Records supplied
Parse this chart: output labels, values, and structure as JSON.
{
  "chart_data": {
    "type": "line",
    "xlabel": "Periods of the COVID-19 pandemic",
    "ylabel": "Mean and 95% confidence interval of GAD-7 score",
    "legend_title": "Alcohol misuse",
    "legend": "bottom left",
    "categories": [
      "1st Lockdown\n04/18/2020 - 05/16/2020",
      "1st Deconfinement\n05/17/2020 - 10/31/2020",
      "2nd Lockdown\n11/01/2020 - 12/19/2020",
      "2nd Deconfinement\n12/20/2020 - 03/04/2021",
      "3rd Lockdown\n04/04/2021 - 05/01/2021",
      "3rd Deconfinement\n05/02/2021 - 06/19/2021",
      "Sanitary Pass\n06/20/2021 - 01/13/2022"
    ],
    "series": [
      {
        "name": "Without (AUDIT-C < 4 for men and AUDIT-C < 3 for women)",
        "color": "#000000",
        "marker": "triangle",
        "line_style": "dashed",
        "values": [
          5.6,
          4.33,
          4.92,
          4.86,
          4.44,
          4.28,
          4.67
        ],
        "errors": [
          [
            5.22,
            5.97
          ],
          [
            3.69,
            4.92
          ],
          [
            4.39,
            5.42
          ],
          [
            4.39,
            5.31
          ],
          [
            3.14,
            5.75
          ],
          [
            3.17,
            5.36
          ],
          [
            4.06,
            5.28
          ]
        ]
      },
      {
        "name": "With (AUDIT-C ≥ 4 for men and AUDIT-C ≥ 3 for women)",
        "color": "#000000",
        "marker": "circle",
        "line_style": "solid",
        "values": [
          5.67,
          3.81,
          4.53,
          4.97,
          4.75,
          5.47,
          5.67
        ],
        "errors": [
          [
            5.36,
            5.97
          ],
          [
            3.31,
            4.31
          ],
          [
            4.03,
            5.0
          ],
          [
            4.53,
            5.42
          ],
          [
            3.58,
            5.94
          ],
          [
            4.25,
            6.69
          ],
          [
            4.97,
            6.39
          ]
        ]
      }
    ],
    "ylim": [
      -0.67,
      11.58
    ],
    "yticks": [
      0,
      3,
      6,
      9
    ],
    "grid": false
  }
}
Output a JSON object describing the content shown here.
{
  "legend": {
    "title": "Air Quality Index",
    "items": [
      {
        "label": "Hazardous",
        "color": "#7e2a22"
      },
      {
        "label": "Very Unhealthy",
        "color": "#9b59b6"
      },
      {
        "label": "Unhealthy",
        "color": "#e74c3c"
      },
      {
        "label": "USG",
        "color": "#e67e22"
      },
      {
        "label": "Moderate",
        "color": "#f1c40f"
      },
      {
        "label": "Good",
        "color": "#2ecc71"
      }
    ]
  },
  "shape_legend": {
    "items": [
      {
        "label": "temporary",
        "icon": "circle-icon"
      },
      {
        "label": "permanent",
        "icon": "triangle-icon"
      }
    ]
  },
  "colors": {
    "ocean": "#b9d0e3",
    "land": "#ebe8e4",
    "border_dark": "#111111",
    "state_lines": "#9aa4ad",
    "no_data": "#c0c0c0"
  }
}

What you are asked to do
Reproduce the data in its entirety, matching each character.

Response
Parse this chart: output labels, values, and structure as JSON.
{
  "chart_data": {
    "type": "line",
    "xlabel": "Periods of the COVID-19 pandemic",
    "ylabel": "Mean and 95% confidence interval of GAD-7 score",
    "legend_title": "Alcohol misuse",
    "legend": "bottom left",
    "categories": [
      "1st Lockdown\n04/18/2020 - 05/16/2020",
      "1st Deconfinement\n05/17/2020 - 10/31/2020",
      "2nd Lockdown\n11/01/2020 - 12/19/2020",
      "2nd Deconfinement\n12/20/2020 - 03/04/2021",
      "3rd Lockdown\n04/04/2021 - 05/01/2021",
      "3rd Deconfinement\n05/02/2021 - 06/19/2021",
      "Sanitary Pass\n06/20/2021 - 01/13/2022"
    ],
    "series": [
      {
        "name": "Without (AUDIT-C < 4 for men and AUDIT-C < 3 for women)",
        "color": "#000000",
        "marker": "triangle",
        "line_style": "dashed",
        "values": [
          5.6,
          4.33,
          4.92,
          4.86,
          4.44,
          4.28,
          4.67
        ],
        "errors": [
          [
            5.22,
            5.97
          ],
          [
            3.69,
            4.92
          ],
          [
            4.39,
            5.42
          ],
          [
            4.39,
            5.31
          ],
          [
            3.14,
            5.75
          ],
          [
            3.17,
            5.36
          ],
          [
            4.06,
            5.28
          ]
        ]
      },
      {
        "name": "With (AUDIT-C ≥ 4 for men and AUDIT-C ≥ 3 for women)",
        "color": "#000000",
        "marker": "circle",
        "line_style": "solid",
        "values": [
          5.67,
          3.81,
          4.53,
          4.97,
          4.75,
          5.47,
          5.67
        ],
        "errors": [
          [
            5.36,
            5.97
          ],
          [
            3.31,
            4.31
          ],
          [
            4.03,
            5.0
          ],
          [
            4.53,
            5.42
          ],
          [
            3.58,
            5.94
          ],
          [
            4.25,
            6.69
          ],
          [
            4.97,
            6.39
          ]
        ]
      }
    ],
    "ylim": [
      -0.67,
      11.58
    ],
    "yticks": [
      0,
      3,
      6,
      9
    ],
    "grid": false
  }
}
Output a JSON object describing the content shown here.
{
  "legend": {
    "title": "Air Quality Index",
    "items": [
      {
        "label": "Hazardous",
        "color": "#7e2a22"
      },
      {
        "label": "Very Unhealthy",
        "color": "#9b59b6"
      },
      {
        "label": "Unhealthy",
        "color": "#e74c3c"
      },
      {
        "label": "USG",
        "color": "#e67e22"
      },
      {
        "label": "Moderate",
        "color": "#f1c40f"
      },
      {
        "label": "Good",
        "color": "#2ecc71"
      }
    ]
  },
  "shape_legend": {
    "items": [
      {
        "label": "temporary",
        "icon": "circle-icon"
      },
      {
        "label": "permanent",
        "icon": "triangle-icon"
      }
    ]
  },
  "colors": {
    "ocean": "#b9d0e3",
    "land": "#ebe8e4",
    "border_dark": "#111111",
    "state_lines": "#9aa4ad",
    "no_data": "#c0c0c0"
  }
}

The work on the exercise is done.